◆ **EXCERPTED DATA**:
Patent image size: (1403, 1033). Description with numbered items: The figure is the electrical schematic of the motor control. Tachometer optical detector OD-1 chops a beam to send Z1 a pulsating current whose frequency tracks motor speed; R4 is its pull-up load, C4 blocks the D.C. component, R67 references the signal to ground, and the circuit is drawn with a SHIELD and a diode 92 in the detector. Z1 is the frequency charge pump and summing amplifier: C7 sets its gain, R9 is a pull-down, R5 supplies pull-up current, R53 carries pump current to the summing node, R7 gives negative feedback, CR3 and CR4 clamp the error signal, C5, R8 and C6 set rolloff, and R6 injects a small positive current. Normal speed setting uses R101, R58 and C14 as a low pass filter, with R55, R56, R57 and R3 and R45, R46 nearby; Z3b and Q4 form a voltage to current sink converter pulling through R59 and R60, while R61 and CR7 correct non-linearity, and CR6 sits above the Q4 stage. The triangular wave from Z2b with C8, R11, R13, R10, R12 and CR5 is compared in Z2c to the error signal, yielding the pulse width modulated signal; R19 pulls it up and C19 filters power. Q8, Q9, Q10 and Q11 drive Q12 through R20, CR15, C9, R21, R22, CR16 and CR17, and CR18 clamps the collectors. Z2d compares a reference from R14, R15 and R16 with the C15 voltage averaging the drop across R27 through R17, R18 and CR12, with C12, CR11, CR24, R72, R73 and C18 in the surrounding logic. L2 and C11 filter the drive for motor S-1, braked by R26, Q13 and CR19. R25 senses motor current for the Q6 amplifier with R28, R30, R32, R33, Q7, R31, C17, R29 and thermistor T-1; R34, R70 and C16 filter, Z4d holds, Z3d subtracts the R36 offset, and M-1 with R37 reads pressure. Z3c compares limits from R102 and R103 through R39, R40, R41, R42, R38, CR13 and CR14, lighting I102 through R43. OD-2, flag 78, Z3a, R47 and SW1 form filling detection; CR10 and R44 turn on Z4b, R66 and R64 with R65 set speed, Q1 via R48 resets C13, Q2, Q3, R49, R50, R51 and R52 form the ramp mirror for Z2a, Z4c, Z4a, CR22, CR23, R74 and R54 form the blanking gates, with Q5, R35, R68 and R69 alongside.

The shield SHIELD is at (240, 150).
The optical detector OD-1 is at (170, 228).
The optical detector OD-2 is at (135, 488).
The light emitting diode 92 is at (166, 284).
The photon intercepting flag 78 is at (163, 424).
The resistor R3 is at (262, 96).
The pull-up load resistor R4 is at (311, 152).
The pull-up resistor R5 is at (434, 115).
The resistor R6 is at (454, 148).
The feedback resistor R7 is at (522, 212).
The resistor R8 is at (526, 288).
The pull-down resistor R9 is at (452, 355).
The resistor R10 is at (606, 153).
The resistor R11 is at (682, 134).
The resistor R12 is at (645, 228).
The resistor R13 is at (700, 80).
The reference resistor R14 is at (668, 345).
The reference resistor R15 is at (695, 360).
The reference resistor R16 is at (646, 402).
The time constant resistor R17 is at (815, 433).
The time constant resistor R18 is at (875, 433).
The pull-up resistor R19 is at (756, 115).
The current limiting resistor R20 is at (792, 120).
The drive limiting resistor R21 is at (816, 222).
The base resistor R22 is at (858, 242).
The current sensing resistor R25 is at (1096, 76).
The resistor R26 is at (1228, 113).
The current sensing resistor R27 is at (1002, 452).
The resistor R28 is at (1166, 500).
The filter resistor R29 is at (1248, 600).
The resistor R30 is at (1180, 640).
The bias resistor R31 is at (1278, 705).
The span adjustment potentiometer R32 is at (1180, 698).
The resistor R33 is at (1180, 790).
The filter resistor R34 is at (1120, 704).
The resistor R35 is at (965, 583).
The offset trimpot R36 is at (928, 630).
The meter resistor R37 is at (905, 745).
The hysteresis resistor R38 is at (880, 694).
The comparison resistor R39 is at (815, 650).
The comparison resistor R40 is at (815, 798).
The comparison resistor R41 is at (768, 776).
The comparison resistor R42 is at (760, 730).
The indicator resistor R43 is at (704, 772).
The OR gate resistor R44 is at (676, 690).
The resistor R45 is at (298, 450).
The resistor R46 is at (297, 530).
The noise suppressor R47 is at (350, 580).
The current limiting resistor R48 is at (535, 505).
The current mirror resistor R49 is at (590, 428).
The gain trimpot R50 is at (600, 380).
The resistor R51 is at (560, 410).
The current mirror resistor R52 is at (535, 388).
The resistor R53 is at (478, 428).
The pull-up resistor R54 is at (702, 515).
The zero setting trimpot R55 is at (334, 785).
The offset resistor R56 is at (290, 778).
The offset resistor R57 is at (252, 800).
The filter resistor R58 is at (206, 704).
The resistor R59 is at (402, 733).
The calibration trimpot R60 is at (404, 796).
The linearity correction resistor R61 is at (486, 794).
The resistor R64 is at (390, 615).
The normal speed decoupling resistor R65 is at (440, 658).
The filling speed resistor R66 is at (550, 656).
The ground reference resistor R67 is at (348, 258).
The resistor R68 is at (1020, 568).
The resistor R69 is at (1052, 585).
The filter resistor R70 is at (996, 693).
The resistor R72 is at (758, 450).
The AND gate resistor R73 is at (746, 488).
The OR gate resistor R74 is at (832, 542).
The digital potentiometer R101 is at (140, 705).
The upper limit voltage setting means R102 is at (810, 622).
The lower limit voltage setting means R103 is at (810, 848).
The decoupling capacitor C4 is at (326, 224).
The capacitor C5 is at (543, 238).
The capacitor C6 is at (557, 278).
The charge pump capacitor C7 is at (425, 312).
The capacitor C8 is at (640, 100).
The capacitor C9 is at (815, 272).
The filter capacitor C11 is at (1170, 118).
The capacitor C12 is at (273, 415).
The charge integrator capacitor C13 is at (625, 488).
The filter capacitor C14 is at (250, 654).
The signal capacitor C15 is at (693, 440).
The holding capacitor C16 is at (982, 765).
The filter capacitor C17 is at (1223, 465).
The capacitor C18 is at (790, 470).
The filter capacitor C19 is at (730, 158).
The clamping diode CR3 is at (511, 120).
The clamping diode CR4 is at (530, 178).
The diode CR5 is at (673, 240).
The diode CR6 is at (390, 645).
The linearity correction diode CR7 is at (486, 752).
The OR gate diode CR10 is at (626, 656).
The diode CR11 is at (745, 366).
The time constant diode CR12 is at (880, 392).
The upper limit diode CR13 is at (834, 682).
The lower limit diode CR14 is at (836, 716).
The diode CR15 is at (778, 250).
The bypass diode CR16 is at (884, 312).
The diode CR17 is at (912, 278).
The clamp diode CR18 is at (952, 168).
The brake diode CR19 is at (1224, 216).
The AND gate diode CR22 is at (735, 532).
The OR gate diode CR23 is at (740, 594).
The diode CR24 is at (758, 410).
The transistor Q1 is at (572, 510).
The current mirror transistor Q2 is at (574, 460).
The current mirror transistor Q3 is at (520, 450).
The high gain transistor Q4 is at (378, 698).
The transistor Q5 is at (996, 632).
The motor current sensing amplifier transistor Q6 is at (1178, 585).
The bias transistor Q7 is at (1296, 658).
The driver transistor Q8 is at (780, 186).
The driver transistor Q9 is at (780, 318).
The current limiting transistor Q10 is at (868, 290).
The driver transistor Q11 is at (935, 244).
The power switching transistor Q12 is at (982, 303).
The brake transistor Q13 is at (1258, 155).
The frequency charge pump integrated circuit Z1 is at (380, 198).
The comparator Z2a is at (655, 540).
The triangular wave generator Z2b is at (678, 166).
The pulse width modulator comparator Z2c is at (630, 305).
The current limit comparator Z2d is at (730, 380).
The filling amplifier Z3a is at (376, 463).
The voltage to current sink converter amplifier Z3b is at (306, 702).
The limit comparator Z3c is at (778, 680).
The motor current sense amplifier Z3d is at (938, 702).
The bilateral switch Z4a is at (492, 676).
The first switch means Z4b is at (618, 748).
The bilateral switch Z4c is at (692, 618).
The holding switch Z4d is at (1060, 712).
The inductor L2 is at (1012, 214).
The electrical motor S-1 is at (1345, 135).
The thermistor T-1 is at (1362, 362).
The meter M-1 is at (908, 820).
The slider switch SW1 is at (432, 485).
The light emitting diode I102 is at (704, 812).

◆ **WHAT IS EXPECTED**: Please revise the records from the start through the line with "The optical detector OD-1 is at (170, 228).", replacing "electrical schematic" with "wiring diagram" and leaving everything else unchanged. Give only those lines.

◆ **SOLUTION TO THIS TASK**:
Patent image size: (1403, 1033). Description with numbered items: The figure is the wiring diagram of the motor control. Tachometer optical detector OD-1 chops a beam to send Z1 a pulsating current whose frequency tracks motor speed; R4 is its pull-up load, C4 blocks the D.C. component, R67 references the signal to ground, and the circuit is drawn with a SHIELD and a diode 92 in the detector. Z1 is the frequency charge pump and summing amplifier: C7 sets its gain, R9 is a pull-down, R5 supplies pull-up current, R53 carries pump current to the summing node, R7 gives negative feedback, CR3 and CR4 clamp the error signal, C5, R8 and C6 set rolloff, and R6 injects a small positive current. Normal speed setting uses R101, R58 and C14 as a low pass filter, with R55, R56, R57 and R3 and R45, R46 nearby; Z3b and Q4 form a voltage to current sink converter pulling through R59 and R60, while R61 and CR7 correct non-linearity, and CR6 sits above the Q4 stage. The triangular wave from Z2b with C8, R11, R13, R10, R12 and CR5 is compared in Z2c to the error signal, yielding the pulse width modulated signal; R19 pulls it up and C19 filters power. Q8, Q9, Q10 and Q11 drive Q12 through R20, CR15, C9, R21, R22, CR16 and CR17, and CR18 clamps the collectors. Z2d compares a reference from R14, R15 and R16 with the C15 voltage averaging the drop across R27 through R17, R18 and CR12, with C12, CR11, CR24, R72, R73 and C18 in the surrounding logic. L2 and C11 filter the drive for motor S-1, braked by R26, Q13 and CR19. R25 senses motor current for the Q6 amplifier with R28, R30, R32, R33, Q7, R31, C17, R29 and thermistor T-1; R34, R70 and C16 filter, Z4d holds, Z3d subtracts the R36 offset, and M-1 with R37 reads pressure. Z3c compares limits from R102 and R103 through R39, R40, R41, R42, R38, CR13 and CR14, lighting I102 through R43. OD-2, flag 78, Z3a, R47 and SW1 form filling detection; CR10 and R44 turn on Z4b, R66 and R64 with R65 set speed, Q1 via R48 resets C13, Q2, Q3, R49, R50, R51 and R52 form the ramp mirror for Z2a, Z4c, Z4a, CR22, CR23, R74 and R54 form the blanking gates, with Q5, R35, R68 and R69 alongside.

The shield SHIELD is at (240, 150).
The optical detector OD-1 is at (170, 228).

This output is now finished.